_Data supplied_.
* BEGIN *
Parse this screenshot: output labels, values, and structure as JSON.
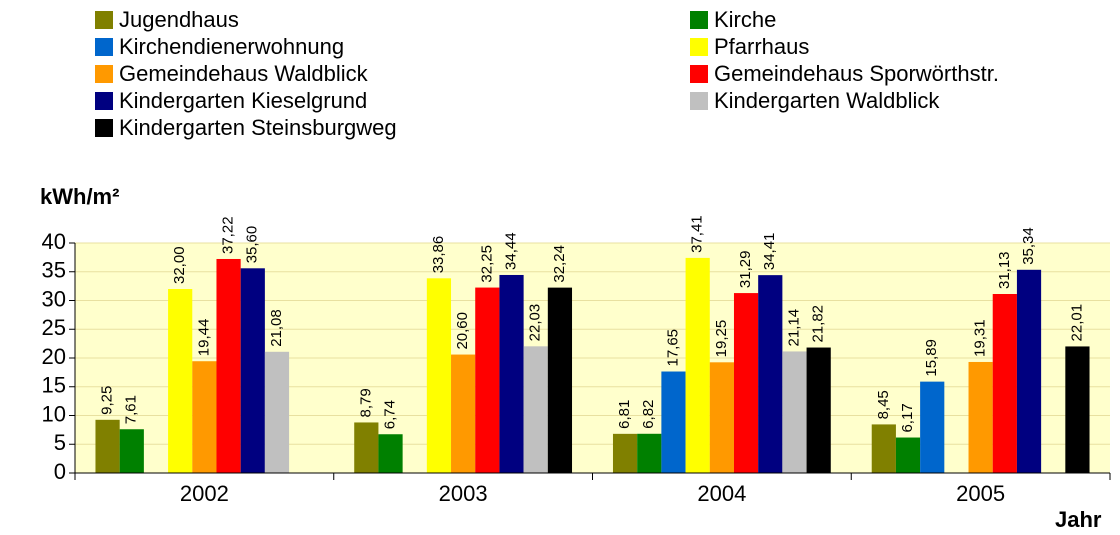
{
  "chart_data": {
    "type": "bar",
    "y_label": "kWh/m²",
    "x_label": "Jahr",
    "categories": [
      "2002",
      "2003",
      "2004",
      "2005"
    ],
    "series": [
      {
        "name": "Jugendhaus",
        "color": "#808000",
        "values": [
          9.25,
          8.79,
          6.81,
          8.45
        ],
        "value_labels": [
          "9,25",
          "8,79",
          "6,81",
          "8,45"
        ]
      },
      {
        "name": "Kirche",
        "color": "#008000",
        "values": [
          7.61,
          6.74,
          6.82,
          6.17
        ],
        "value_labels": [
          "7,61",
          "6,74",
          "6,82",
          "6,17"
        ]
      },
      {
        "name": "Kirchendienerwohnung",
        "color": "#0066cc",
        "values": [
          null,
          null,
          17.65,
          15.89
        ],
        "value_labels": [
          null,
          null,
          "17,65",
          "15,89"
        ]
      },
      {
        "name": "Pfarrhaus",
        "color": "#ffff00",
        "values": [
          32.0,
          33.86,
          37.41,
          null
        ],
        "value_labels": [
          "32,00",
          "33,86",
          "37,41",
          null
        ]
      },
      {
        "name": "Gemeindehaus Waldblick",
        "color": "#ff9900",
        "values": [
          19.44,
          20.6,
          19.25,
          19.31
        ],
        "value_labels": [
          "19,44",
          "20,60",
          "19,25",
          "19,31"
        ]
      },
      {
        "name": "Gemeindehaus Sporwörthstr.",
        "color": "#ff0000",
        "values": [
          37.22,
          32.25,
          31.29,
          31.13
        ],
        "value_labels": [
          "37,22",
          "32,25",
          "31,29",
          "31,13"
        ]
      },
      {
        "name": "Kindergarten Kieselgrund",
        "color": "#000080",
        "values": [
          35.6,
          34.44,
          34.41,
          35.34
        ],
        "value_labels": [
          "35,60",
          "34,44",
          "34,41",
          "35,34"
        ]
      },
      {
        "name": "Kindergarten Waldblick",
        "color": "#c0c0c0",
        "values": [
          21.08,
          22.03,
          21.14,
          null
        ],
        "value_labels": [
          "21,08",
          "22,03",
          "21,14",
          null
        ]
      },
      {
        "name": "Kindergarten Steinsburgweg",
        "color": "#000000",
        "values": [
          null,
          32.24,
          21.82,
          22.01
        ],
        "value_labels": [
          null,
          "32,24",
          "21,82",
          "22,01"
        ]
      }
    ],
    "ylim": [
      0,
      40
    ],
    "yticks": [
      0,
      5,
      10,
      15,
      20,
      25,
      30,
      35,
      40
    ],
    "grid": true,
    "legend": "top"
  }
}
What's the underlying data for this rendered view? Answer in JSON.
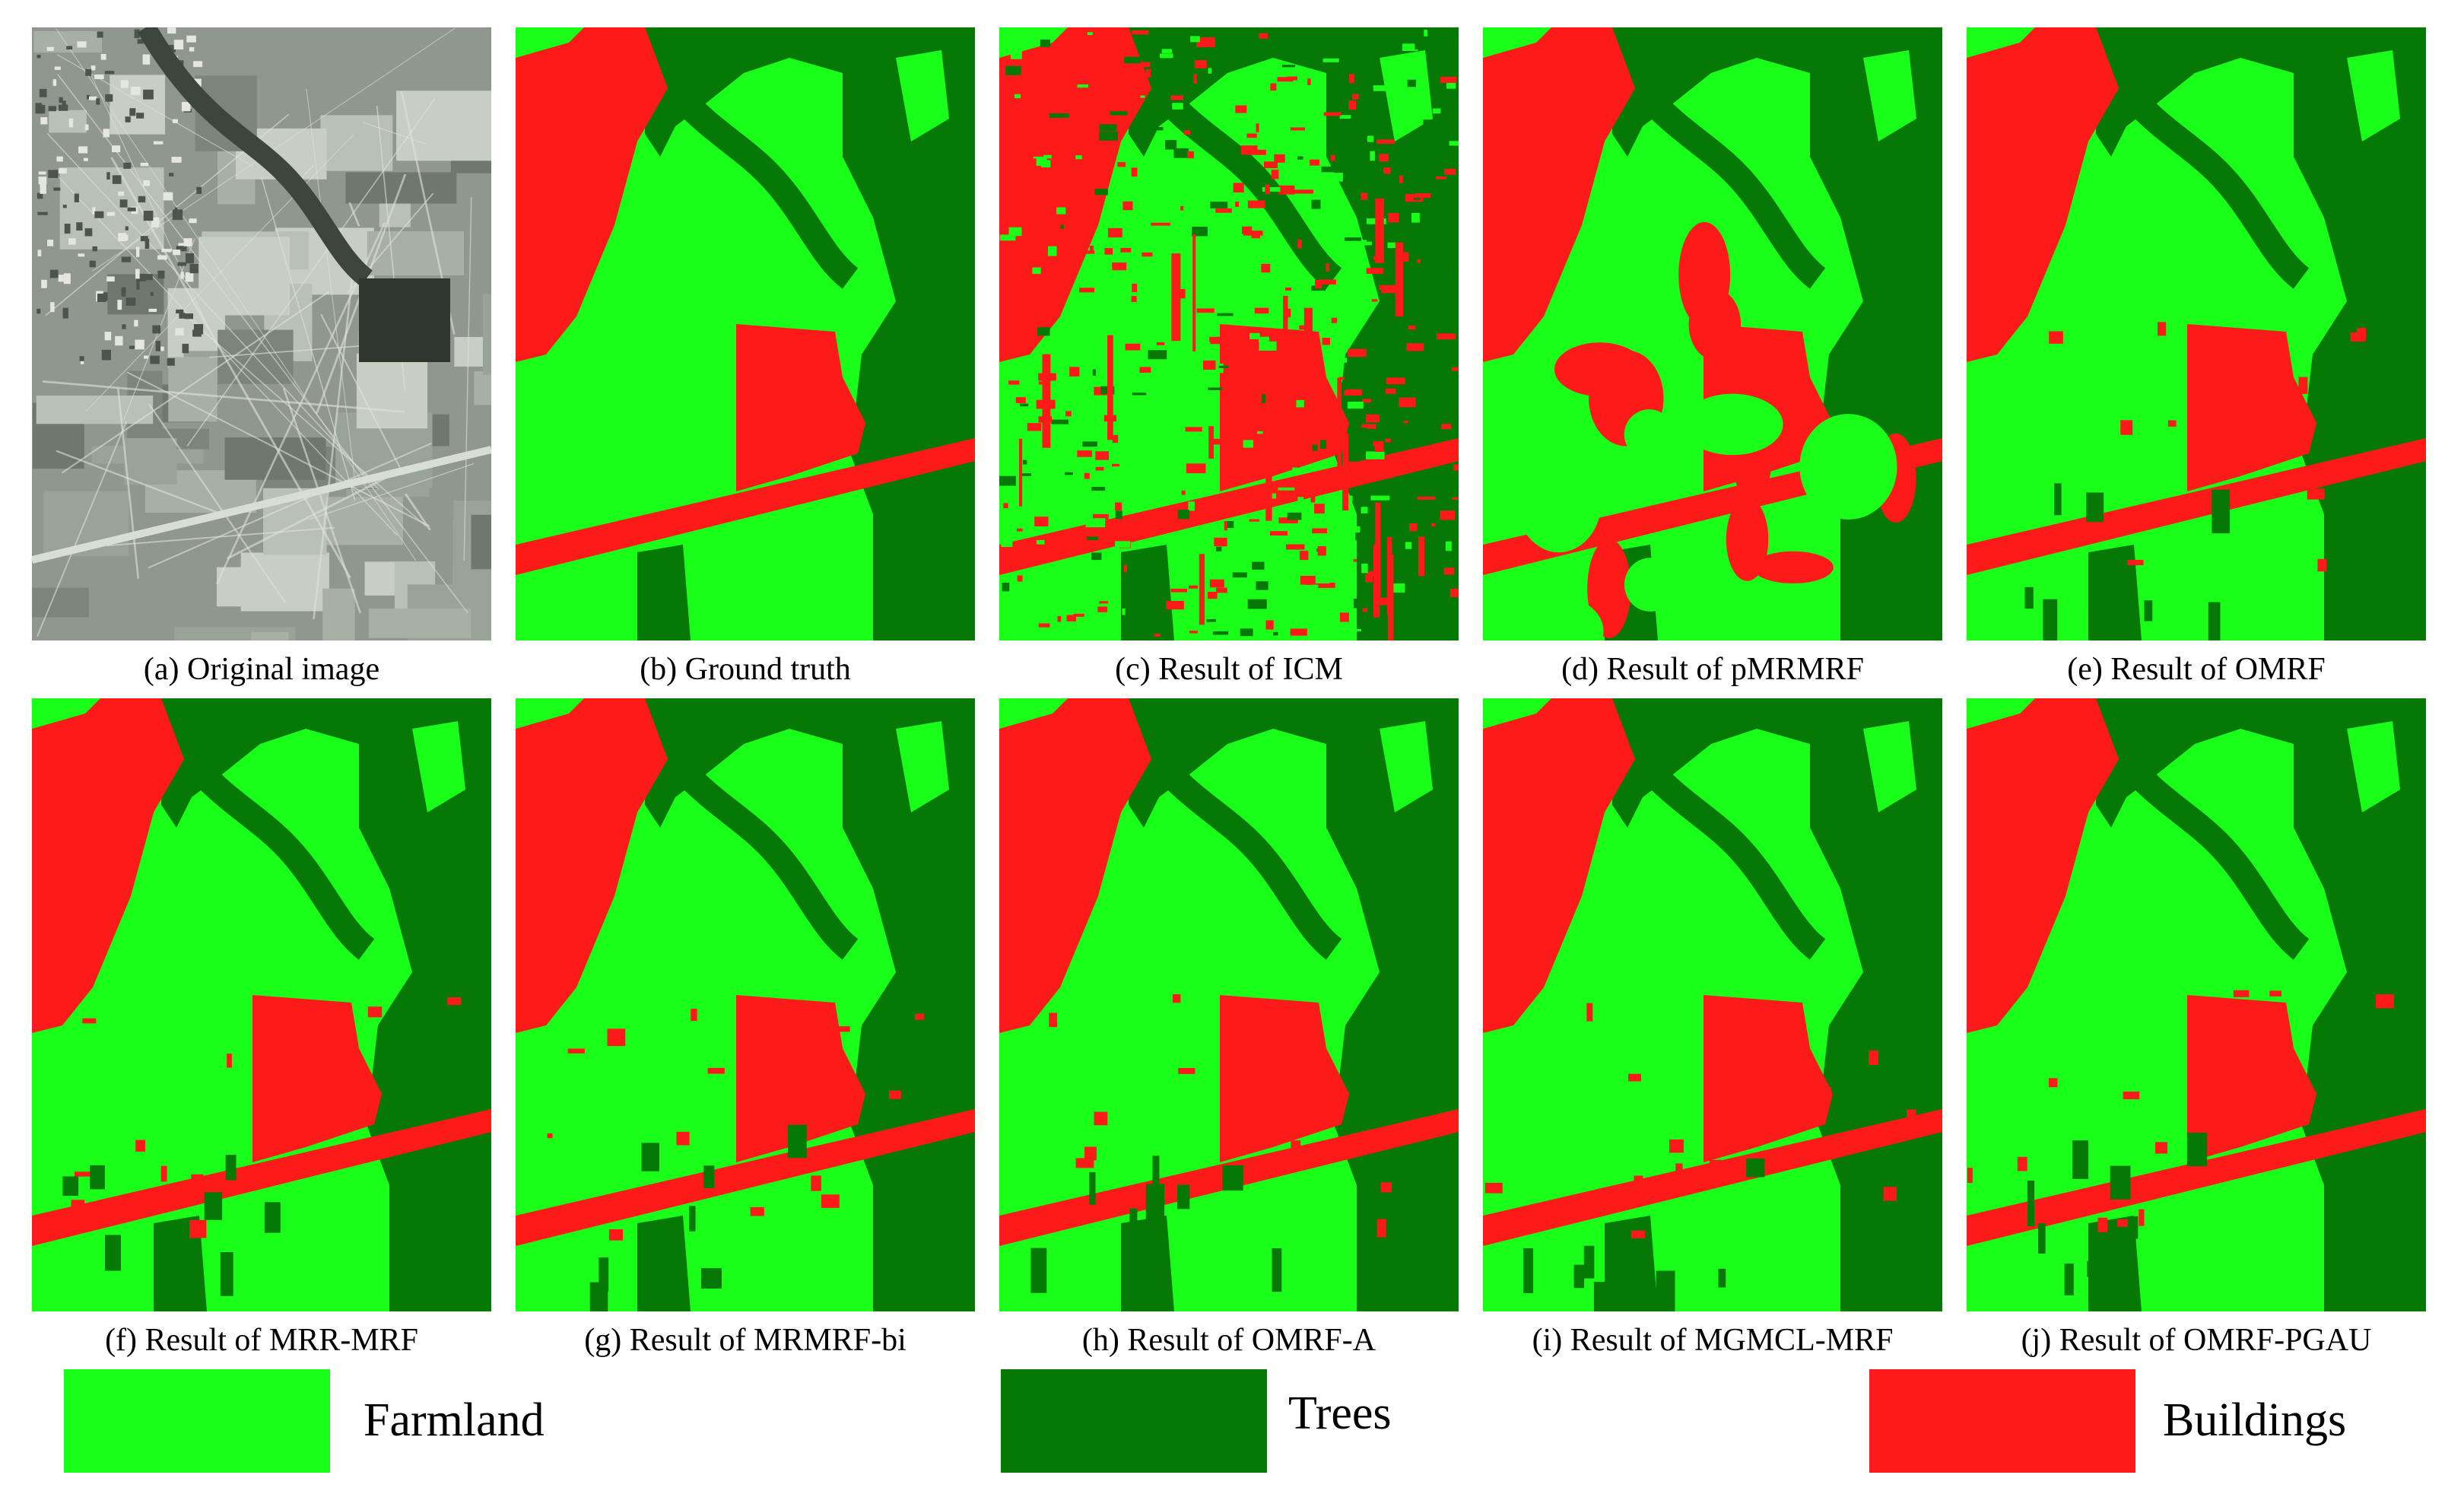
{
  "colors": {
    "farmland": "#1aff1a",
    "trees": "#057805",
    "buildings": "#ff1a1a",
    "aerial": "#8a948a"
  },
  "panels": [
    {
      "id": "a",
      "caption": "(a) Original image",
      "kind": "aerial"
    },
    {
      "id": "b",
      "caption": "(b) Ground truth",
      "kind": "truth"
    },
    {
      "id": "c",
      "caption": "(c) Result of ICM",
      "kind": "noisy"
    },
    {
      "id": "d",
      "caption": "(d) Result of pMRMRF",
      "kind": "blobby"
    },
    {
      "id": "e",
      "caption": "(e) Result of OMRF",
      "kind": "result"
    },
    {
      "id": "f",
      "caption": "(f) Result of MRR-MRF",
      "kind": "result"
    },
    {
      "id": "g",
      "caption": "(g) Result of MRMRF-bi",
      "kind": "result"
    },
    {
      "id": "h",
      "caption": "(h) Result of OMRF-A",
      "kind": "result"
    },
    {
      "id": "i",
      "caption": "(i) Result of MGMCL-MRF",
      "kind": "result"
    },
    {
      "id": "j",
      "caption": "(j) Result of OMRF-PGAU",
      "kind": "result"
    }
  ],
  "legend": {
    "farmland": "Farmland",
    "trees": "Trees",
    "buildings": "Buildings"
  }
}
* END *
_Task description_.
Extract the entries in full, exactly as they are, minus the pictures.

_Correct result_.
Parse this screenshot: output labels, values, and structure as JSON.
{
  "chart_data": {
    "type": "bar",
    "y_label": "kWh/m²",
    "x_label": "Jahr",
    "categories": [
      "2002",
      "2003",
      "2004",
      "2005"
    ],
    "series": [
      {
        "name": "Jugendhaus",
        "color": "#808000",
        "values": [
          9.25,
          8.79,
          6.81,
          8.45
        ],
        "value_labels": [
          "9,25",
          "8,79",
          "6,81",
          "8,45"
        ]
      },
      {
        "name": "Kirche",
        "color": "#008000",
        "values": [
          7.61,
          6.74,
          6.82,
          6.17
        ],
        "value_labels": [
          "7,61",
          "6,74",
          "6,82",
          "6,17"
        ]
      },
      {
        "name": "Kirchendienerwohnung",
        "color": "#0066cc",
        "values": [
          null,
          null,
          17.65,
          15.89
        ],
        "value_labels": [
          null,
          null,
          "17,65",
          "15,89"
        ]
      },
      {
        "name": "Pfarrhaus",
        "color": "#ffff00",
        "values": [
          32.0,
          33.86,
          37.41,
          null
        ],
        "value_labels": [
          "32,00",
          "33,86",
          "37,41",
          null
        ]
      },
      {
        "name": "Gemeindehaus Waldblick",
        "color": "#ff9900",
        "values": [
          19.44,
          20.6,
          19.25,
          19.31
        ],
        "value_labels": [
          "19,44",
          "20,60",
          "19,25",
          "19,31"
        ]
      },
      {
        "name": "Gemeindehaus Sporwörthstr.",
        "color": "#ff0000",
        "values": [
          37.22,
          32.25,
          31.29,
          31.13
        ],
        "value_labels": [
          "37,22",
          "32,25",
          "31,29",
          "31,13"
        ]
      },
      {
        "name": "Kindergarten Kieselgrund",
        "color": "#000080",
        "values": [
          35.6,
          34.44,
          34.41,
          35.34
        ],
        "value_labels": [
          "35,60",
          "34,44",
          "34,41",
          "35,34"
        ]
      },
      {
        "name": "Kindergarten Waldblick",
        "color": "#c0c0c0",
        "values": [
          21.08,
          22.03,
          21.14,
          null
        ],
        "value_labels": [
          "21,08",
          "22,03",
          "21,14",
          null
        ]
      },
      {
        "name": "Kindergarten Steinsburgweg",
        "color": "#000000",
        "values": [
          null,
          32.24,
          21.82,
          22.01
        ],
        "value_labels": [
          null,
          "32,24",
          "21,82",
          "22,01"
        ]
      }
    ],
    "ylim": [
      0,
      40
    ],
    "yticks": [
      0,
      5,
      10,
      15,
      20,
      25,
      30,
      35,
      40
    ],
    "grid": true,
    "legend": "top"
  }
}
What's the underlying data for this rendered view? Answer in JSON.
{
  "colors": {
    "farmland": "#1aff1a",
    "trees": "#057805",
    "buildings": "#ff1a1a",
    "aerial": "#8a948a"
  },
  "panels": [
    {
      "id": "a",
      "caption": "(a) Original image",
      "kind": "aerial"
    },
    {
      "id": "b",
      "caption": "(b) Ground truth",
      "kind": "truth"
    },
    {
      "id": "c",
      "caption": "(c) Result of ICM",
      "kind": "noisy"
    },
    {
      "id": "d",
      "caption": "(d) Result of pMRMRF",
      "kind": "blobby"
    },
    {
      "id": "e",
      "caption": "(e) Result of OMRF",
      "kind": "result"
    },
    {
      "id": "f",
      "caption": "(f) Result of MRR-MRF",
      "kind": "result"
    },
    {
      "id": "g",
      "caption": "(g) Result of MRMRF-bi",
      "kind": "result"
    },
    {
      "id": "h",
      "caption": "(h) Result of OMRF-A",
      "kind": "result"
    },
    {
      "id": "i",
      "caption": "(i) Result of MGMCL-MRF",
      "kind": "result"
    },
    {
      "id": "j",
      "caption": "(j) Result of OMRF-PGAU",
      "kind": "result"
    }
  ],
  "legend": {
    "farmland": "Farmland",
    "trees": "Trees",
    "buildings": "Buildings"
  }
}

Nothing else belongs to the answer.